Short task: Repeat the whole of the data, keeping every detail the same.

Stored data:

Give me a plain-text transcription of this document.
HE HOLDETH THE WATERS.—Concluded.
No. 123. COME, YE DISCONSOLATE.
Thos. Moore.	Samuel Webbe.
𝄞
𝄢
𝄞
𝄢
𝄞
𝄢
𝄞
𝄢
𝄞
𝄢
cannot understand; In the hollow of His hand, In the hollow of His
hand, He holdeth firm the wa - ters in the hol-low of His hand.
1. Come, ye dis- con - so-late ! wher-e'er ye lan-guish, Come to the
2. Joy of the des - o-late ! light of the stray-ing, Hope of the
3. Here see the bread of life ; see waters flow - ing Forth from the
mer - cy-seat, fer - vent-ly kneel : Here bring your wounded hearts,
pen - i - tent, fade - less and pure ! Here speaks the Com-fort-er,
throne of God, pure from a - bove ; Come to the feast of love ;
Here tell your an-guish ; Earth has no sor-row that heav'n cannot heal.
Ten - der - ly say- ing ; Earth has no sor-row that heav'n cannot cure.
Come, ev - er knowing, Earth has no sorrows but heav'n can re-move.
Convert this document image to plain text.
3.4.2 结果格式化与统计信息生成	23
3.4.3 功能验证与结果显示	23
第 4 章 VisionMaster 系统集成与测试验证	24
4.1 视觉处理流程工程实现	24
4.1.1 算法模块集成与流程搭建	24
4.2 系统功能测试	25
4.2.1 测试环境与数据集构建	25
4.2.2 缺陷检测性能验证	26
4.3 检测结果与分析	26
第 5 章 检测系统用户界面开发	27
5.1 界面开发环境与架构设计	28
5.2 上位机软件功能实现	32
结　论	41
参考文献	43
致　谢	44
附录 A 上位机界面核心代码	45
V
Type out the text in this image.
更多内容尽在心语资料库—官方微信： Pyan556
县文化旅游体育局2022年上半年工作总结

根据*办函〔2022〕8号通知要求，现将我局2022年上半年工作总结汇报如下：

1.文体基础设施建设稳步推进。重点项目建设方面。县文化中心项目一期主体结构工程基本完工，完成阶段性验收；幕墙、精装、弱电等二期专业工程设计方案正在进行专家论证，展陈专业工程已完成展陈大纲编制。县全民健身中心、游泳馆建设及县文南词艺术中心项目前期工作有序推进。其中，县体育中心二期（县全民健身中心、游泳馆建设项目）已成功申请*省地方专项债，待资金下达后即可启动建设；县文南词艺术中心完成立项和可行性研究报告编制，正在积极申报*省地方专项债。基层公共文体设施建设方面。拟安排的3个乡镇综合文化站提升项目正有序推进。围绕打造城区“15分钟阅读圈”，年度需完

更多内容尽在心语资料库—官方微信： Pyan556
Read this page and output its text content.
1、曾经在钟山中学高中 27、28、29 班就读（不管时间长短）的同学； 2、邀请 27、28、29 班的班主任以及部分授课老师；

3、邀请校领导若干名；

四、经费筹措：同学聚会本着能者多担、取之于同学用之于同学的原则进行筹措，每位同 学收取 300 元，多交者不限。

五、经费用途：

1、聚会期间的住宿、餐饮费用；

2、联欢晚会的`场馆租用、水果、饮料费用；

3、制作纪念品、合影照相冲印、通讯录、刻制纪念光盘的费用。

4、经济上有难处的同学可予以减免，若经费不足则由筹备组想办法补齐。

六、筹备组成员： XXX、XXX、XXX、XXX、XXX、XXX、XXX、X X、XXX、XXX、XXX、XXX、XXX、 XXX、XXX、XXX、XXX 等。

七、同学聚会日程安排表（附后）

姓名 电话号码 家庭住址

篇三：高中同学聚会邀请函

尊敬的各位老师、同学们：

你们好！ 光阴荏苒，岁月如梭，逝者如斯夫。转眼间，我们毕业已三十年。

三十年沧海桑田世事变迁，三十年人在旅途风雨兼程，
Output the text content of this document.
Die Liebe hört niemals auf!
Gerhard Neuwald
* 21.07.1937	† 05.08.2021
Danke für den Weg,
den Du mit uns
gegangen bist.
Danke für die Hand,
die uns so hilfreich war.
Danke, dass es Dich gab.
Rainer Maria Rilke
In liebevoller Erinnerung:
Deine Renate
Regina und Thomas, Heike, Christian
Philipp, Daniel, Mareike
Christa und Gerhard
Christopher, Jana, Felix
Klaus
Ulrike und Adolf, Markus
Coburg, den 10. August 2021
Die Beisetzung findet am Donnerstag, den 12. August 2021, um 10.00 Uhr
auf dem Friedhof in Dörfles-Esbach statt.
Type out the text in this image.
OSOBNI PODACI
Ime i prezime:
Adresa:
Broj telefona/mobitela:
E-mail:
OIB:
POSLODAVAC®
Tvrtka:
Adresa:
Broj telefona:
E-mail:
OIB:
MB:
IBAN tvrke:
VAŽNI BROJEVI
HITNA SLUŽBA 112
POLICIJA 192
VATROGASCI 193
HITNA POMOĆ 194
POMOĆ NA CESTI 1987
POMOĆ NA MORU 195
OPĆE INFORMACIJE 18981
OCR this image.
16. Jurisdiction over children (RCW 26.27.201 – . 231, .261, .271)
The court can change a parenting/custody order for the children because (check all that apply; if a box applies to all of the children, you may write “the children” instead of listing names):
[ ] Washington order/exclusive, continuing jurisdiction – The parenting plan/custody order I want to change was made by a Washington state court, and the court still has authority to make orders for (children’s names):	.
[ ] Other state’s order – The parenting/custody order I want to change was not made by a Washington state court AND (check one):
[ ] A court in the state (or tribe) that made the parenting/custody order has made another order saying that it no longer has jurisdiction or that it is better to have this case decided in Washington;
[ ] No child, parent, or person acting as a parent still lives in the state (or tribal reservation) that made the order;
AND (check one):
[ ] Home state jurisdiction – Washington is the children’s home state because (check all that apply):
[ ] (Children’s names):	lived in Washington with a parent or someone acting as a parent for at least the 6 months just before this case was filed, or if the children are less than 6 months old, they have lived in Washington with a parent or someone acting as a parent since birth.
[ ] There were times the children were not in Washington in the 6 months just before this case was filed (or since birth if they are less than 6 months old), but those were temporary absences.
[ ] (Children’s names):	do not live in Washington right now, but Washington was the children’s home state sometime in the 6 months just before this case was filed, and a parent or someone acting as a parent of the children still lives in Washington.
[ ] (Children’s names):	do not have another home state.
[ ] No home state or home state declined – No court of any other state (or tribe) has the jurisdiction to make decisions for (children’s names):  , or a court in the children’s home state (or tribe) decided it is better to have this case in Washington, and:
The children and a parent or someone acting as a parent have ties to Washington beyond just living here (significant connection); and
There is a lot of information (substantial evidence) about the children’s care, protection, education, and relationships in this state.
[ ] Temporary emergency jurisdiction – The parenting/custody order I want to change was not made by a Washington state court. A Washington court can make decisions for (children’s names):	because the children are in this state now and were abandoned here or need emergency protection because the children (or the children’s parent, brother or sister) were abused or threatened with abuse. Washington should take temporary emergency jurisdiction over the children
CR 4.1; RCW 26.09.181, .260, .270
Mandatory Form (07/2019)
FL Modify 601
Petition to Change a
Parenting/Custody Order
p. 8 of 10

Final answer:
Give me a plain-text transcription of this document.
HE HOLDETH THE WATERS.—Concluded.
No. 123. COME, YE DISCONSOLATE.
Thos. Moore.	Samuel Webbe.
𝄞
𝄢
𝄞
𝄢
𝄞
𝄢
𝄞
𝄢
𝄞
𝄢
cannot understand; In the hollow of His hand, In the hollow of His
hand, He holdeth firm the wa - ters in the hol-low of His hand.
1. Come, ye dis- con - so-late ! wher-e'er ye lan-guish, Come to the
2. Joy of the des - o-late ! light of the stray-ing, Hope of the
3. Here see the bread of life ; see waters flow - ing Forth from the
mer - cy-seat, fer - vent-ly kneel : Here bring your wounded hearts,
pen - i - tent, fade - less and pure ! Here speaks the Com-fort-er,
throne of God, pure from a - bove ; Come to the feast of love ;
Here tell your an-guish ; Earth has no sor-row that heav'n cannot heal.
Ten - der - ly say- ing ; Earth has no sor-row that heav'n cannot cure.
Come, ev - er knowing, Earth has no sorrows but heav'n can re-move.
Convert this document image to plain text.
3.4.2 结果格式化与统计信息生成	23
3.4.3 功能验证与结果显示	23
第 4 章 VisionMaster 系统集成与测试验证	24
4.1 视觉处理流程工程实现	24
4.1.1 算法模块集成与流程搭建	24
4.2 系统功能测试	25
4.2.1 测试环境与数据集构建	25
4.2.2 缺陷检测性能验证	26
4.3 检测结果与分析	26
第 5 章 检测系统用户界面开发	27
5.1 界面开发环境与架构设计	28
5.2 上位机软件功能实现	32
结　论	41
参考文献	43
致　谢	44
附录 A 上位机界面核心代码	45
V
Type out the text in this image.
更多内容尽在心语资料库—官方微信： Pyan556
县文化旅游体育局2022年上半年工作总结

根据*办函〔2022〕8号通知要求，现将我局2022年上半年工作总结汇报如下：

1.文体基础设施建设稳步推进。重点项目建设方面。县文化中心项目一期主体结构工程基本完工，完成阶段性验收；幕墙、精装、弱电等二期专业工程设计方案正在进行专家论证，展陈专业工程已完成展陈大纲编制。县全民健身中心、游泳馆建设及县文南词艺术中心项目前期工作有序推进。其中，县体育中心二期（县全民健身中心、游泳馆建设项目）已成功申请*省地方专项债，待资金下达后即可启动建设；县文南词艺术中心完成立项和可行性研究报告编制，正在积极申报*省地方专项债。基层公共文体设施建设方面。拟安排的3个乡镇综合文化站提升项目正有序推进。围绕打造城区“15分钟阅读圈”，年度需完

更多内容尽在心语资料库—官方微信： Pyan556
Read this page and output its text content.
1、曾经在钟山中学高中 27、28、29 班就读（不管时间长短）的同学； 2、邀请 27、28、29 班的班主任以及部分授课老师；

3、邀请校领导若干名；

四、经费筹措：同学聚会本着能者多担、取之于同学用之于同学的原则进行筹措，每位同 学收取 300 元，多交者不限。

五、经费用途：

1、聚会期间的住宿、餐饮费用；

2、联欢晚会的`场馆租用、水果、饮料费用；

3、制作纪念品、合影照相冲印、通讯录、刻制纪念光盘的费用。

4、经济上有难处的同学可予以减免，若经费不足则由筹备组想办法补齐。

六、筹备组成员： XXX、XXX、XXX、XXX、XXX、XXX、XXX、X X、XXX、XXX、XXX、XXX、XXX、 XXX、XXX、XXX、XXX 等。

七、同学聚会日程安排表（附后）

姓名 电话号码 家庭住址

篇三：高中同学聚会邀请函

尊敬的各位老师、同学们：

你们好！ 光阴荏苒，岁月如梭，逝者如斯夫。转眼间，我们毕业已三十年。

三十年沧海桑田世事变迁，三十年人在旅途风雨兼程，
Output the text content of this document.
Die Liebe hört niemals auf!
Gerhard Neuwald
* 21.07.1937	† 05.08.2021
Danke für den Weg,
den Du mit uns
gegangen bist.
Danke für die Hand,
die uns so hilfreich war.
Danke, dass es Dich gab.
Rainer Maria Rilke
In liebevoller Erinnerung:
Deine Renate
Regina und Thomas, Heike, Christian
Philipp, Daniel, Mareike
Christa und Gerhard
Christopher, Jana, Felix
Klaus
Ulrike und Adolf, Markus
Coburg, den 10. August 2021
Die Beisetzung findet am Donnerstag, den 12. August 2021, um 10.00 Uhr
auf dem Friedhof in Dörfles-Esbach statt.
Type out the text in this image.
OSOBNI PODACI
Ime i prezime:
Adresa:
Broj telefona/mobitela:
E-mail:
OIB:
POSLODAVAC®
Tvrtka:
Adresa:
Broj telefona:
E-mail:
OIB:
MB:
IBAN tvrke:
VAŽNI BROJEVI
HITNA SLUŽBA 112
POLICIJA 192
VATROGASCI 193
HITNA POMOĆ 194
POMOĆ NA CESTI 1987
POMOĆ NA MORU 195
OPĆE INFORMACIJE 18981
OCR this image.
16. Jurisdiction over children (RCW 26.27.201 – . 231, .261, .271)
The court can change a parenting/custody order for the children because (check all that apply; if a box applies to all of the children, you may write “the children” instead of listing names):
[ ] Washington order/exclusive, continuing jurisdiction – The parenting plan/custody order I want to change was made by a Washington state court, and the court still has authority to make orders for (children’s names):	.
[ ] Other state’s order – The parenting/custody order I want to change was not made by a Washington state court AND (check one):
[ ] A court in the state (or tribe) that made the parenting/custody order has made another order saying that it no longer has jurisdiction or that it is better to have this case decided in Washington;
[ ] No child, parent, or person acting as a parent still lives in the state (or tribal reservation) that made the order;
AND (check one):
[ ] Home state jurisdiction – Washington is the children’s home state because (check all that apply):
[ ] (Children’s names):	lived in Washington with a parent or someone acting as a parent for at least the 6 months just before this case was filed, or if the children are less than 6 months old, they have lived in Washington with a parent or someone acting as a parent since birth.
[ ] There were times the children were not in Washington in the 6 months just before this case was filed (or since birth if they are less than 6 months old), but those were temporary absences.
[ ] (Children’s names):	do not live in Washington right now, but Washington was the children’s home state sometime in the 6 months just before this case was filed, and a parent or someone acting as a parent of the children still lives in Washington.
[ ] (Children’s names):	do not have another home state.
[ ] No home state or home state declined – No court of any other state (or tribe) has the jurisdiction to make decisions for (children’s names):  , or a court in the children’s home state (or tribe) decided it is better to have this case in Washington, and:
The children and a parent or someone acting as a parent have ties to Washington beyond just living here (significant connection); and
There is a lot of information (substantial evidence) about the children’s care, protection, education, and relationships in this state.
[ ] Temporary emergency jurisdiction – The parenting/custody order I want to change was not made by a Washington state court. A Washington court can make decisions for (children’s names):	because the children are in this state now and were abandoned here or need emergency protection because the children (or the children’s parent, brother or sister) were abused or threatened with abuse. Washington should take temporary emergency jurisdiction over the children
CR 4.1; RCW 26.09.181, .260, .270
Mandatory Form (07/2019)
FL Modify 601
Petition to Change a
Parenting/Custody Order
p. 8 of 10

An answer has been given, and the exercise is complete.